-- Start of Information shown --
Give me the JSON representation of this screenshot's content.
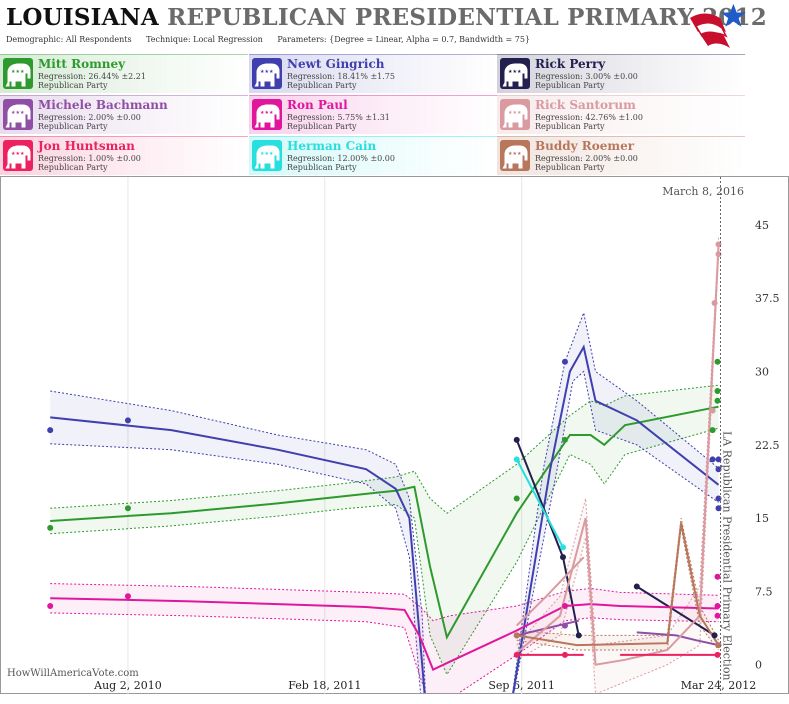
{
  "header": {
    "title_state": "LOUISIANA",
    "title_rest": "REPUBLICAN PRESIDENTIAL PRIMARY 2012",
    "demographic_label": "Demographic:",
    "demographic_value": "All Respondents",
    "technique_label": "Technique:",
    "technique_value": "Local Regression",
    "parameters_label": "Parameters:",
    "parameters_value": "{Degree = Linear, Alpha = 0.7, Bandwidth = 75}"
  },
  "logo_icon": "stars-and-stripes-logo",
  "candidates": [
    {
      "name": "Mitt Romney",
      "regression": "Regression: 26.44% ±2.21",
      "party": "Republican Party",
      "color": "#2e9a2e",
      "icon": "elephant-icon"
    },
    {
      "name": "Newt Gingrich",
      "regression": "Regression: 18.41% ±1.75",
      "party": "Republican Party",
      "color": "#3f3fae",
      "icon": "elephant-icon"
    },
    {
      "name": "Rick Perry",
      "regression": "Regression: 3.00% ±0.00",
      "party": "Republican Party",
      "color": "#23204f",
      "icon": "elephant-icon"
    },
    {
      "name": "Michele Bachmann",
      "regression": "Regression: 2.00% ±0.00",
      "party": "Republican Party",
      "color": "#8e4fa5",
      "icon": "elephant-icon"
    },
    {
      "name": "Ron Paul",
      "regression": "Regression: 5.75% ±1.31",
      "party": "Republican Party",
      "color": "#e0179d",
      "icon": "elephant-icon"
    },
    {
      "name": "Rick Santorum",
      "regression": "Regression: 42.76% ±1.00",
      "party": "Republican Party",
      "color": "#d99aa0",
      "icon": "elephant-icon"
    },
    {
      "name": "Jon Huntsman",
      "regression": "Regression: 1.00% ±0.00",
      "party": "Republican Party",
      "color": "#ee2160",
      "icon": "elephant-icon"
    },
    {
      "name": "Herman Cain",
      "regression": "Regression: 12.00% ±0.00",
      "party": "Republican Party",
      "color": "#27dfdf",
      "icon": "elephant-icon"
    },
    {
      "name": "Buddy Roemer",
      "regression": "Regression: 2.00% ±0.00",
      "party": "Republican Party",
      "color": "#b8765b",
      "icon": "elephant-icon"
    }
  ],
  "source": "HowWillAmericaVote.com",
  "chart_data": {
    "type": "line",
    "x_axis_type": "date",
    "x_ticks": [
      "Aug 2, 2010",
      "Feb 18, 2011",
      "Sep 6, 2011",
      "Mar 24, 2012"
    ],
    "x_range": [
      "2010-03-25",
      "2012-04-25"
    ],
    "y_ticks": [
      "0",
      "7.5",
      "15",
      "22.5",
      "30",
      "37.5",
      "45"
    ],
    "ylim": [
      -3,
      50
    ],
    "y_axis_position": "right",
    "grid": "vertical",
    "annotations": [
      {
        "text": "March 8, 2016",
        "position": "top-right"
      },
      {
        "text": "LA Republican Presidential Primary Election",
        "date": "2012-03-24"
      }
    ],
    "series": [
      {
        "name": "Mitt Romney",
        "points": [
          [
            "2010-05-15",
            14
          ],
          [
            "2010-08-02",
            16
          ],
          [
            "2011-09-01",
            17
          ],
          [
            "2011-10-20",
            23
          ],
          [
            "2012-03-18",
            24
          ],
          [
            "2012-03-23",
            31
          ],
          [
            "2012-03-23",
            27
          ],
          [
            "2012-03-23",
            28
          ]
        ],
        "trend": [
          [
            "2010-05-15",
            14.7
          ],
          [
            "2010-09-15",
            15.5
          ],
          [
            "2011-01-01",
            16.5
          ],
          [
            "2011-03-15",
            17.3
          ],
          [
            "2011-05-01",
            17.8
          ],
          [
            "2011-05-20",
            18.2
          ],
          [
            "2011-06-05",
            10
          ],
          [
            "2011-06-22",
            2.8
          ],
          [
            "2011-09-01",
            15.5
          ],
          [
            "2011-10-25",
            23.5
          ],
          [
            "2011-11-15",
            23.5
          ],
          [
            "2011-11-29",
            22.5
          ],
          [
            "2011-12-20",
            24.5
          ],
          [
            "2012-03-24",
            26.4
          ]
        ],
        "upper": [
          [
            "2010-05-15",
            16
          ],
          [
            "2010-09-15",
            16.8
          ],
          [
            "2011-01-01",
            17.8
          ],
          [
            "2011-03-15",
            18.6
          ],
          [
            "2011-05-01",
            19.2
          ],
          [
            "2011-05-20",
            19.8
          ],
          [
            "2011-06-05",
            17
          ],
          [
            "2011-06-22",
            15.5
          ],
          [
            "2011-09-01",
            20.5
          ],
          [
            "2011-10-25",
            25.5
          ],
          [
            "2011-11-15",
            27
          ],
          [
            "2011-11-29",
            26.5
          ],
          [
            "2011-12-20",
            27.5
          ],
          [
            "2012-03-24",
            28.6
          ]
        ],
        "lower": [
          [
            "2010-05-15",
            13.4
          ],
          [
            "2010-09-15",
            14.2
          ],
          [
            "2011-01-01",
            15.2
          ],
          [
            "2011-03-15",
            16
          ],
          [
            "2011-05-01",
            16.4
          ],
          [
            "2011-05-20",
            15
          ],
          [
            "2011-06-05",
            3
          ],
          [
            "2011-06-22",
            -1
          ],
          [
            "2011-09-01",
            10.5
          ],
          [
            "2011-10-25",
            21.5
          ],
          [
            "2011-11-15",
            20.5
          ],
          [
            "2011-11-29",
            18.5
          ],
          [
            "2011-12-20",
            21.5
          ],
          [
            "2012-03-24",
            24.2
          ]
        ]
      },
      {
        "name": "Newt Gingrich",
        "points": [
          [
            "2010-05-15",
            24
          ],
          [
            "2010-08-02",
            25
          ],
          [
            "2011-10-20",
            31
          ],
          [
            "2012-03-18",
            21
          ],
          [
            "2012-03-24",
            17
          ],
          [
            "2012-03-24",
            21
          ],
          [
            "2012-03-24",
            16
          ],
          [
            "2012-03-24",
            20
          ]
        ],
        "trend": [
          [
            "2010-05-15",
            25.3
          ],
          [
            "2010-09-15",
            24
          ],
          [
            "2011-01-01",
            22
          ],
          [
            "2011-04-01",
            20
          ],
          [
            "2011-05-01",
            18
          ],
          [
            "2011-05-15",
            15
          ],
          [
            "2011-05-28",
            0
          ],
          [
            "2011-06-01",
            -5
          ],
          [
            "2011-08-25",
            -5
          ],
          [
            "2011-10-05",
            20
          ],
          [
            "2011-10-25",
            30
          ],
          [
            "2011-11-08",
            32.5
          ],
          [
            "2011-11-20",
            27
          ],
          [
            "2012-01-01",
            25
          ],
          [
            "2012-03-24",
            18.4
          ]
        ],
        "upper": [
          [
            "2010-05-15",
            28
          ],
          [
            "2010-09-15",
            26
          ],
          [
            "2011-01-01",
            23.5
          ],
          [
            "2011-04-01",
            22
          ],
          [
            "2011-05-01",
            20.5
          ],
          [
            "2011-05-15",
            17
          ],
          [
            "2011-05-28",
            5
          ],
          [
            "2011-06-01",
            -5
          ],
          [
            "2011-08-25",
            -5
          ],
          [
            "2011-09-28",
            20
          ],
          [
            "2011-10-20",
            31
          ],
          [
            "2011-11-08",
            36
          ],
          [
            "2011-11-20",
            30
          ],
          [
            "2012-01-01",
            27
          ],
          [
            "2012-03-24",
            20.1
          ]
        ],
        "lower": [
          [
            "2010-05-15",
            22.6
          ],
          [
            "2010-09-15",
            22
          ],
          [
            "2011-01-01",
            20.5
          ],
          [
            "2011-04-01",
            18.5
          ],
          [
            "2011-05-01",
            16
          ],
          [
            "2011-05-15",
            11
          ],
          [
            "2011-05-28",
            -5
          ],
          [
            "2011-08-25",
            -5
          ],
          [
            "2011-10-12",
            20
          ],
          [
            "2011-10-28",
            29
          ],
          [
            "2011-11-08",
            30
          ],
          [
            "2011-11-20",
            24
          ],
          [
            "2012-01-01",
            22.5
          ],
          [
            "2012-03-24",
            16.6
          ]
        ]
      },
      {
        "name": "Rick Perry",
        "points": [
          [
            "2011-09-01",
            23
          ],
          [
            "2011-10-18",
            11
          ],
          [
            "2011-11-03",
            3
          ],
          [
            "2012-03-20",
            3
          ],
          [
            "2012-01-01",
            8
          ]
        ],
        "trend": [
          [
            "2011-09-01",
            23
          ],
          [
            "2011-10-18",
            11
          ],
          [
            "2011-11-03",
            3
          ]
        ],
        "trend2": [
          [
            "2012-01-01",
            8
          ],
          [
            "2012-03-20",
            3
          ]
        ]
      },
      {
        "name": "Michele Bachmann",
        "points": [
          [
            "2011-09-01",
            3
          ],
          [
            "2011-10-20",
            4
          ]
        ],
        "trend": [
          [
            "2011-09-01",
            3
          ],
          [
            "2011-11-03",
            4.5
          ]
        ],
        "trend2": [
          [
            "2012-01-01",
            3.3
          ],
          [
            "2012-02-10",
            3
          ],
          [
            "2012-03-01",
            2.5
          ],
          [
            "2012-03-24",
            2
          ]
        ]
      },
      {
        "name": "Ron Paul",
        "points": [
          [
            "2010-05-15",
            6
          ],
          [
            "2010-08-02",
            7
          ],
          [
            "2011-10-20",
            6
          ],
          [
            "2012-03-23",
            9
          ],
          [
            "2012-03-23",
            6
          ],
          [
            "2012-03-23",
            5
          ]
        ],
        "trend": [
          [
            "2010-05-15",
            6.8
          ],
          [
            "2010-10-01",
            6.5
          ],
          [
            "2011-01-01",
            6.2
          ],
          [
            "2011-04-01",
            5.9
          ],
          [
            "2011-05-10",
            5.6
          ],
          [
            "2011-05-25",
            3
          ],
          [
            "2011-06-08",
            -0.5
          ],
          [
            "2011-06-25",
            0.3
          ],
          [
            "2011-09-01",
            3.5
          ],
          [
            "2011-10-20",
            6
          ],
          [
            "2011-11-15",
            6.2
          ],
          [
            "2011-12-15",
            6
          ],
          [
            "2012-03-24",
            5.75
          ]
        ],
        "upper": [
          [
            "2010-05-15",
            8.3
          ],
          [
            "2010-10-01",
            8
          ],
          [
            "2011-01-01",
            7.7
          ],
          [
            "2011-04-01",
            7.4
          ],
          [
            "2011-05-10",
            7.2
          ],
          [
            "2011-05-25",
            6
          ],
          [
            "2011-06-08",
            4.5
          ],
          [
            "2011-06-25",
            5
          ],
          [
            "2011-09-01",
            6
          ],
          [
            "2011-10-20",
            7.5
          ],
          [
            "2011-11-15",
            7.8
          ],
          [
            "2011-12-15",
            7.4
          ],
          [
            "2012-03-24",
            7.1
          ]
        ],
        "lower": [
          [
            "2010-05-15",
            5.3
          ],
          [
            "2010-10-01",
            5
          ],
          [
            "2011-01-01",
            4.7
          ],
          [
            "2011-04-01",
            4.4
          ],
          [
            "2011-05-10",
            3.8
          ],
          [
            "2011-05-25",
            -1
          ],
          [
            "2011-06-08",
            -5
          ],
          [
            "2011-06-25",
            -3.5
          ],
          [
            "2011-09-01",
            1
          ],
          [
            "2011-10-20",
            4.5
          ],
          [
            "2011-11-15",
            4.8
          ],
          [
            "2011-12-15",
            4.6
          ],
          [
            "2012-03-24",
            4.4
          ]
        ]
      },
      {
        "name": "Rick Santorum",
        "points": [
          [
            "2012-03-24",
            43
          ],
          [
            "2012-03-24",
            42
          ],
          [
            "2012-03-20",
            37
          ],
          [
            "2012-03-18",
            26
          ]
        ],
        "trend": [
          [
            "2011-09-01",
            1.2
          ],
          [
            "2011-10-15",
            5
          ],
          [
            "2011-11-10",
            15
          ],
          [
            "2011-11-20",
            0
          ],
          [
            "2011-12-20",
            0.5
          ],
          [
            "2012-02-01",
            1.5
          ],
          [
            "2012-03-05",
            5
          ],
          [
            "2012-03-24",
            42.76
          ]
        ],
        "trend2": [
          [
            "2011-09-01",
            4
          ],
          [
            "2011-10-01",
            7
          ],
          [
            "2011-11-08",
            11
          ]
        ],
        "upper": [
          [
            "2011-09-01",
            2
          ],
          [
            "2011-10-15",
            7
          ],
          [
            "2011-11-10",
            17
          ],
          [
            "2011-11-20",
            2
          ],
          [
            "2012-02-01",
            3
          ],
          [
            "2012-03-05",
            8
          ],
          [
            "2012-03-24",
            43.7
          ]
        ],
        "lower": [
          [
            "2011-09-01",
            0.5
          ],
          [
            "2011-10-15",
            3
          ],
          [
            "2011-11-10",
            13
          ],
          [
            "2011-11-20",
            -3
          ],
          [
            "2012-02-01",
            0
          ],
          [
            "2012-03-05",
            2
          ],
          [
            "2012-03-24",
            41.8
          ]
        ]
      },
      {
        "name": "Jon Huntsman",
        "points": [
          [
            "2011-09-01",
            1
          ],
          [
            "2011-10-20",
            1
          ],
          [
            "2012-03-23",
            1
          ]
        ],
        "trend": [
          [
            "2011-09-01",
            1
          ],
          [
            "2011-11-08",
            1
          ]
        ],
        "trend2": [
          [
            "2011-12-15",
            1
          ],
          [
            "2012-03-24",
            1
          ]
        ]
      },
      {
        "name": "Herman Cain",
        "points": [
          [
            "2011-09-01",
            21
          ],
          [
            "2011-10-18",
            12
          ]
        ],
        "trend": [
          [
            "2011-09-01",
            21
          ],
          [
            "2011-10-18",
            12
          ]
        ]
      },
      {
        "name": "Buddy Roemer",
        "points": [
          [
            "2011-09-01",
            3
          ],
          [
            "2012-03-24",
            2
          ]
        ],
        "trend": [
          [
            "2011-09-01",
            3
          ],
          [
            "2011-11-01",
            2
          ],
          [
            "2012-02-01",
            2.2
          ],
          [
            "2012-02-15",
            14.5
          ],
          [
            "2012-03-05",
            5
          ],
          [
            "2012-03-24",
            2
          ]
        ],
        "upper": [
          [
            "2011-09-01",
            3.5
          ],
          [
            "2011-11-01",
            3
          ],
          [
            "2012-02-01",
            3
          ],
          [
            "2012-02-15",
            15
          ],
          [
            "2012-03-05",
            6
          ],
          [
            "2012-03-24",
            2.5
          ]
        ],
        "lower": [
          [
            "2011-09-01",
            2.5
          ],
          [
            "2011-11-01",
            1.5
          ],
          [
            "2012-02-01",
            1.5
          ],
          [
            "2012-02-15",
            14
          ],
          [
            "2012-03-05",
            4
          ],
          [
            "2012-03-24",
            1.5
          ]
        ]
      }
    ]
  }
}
-- End of Information shown --
◆ **Directions for this task**
Provide only the number of lines in the entries that hold the word "Michele".

◆ **Output for this exercise**
2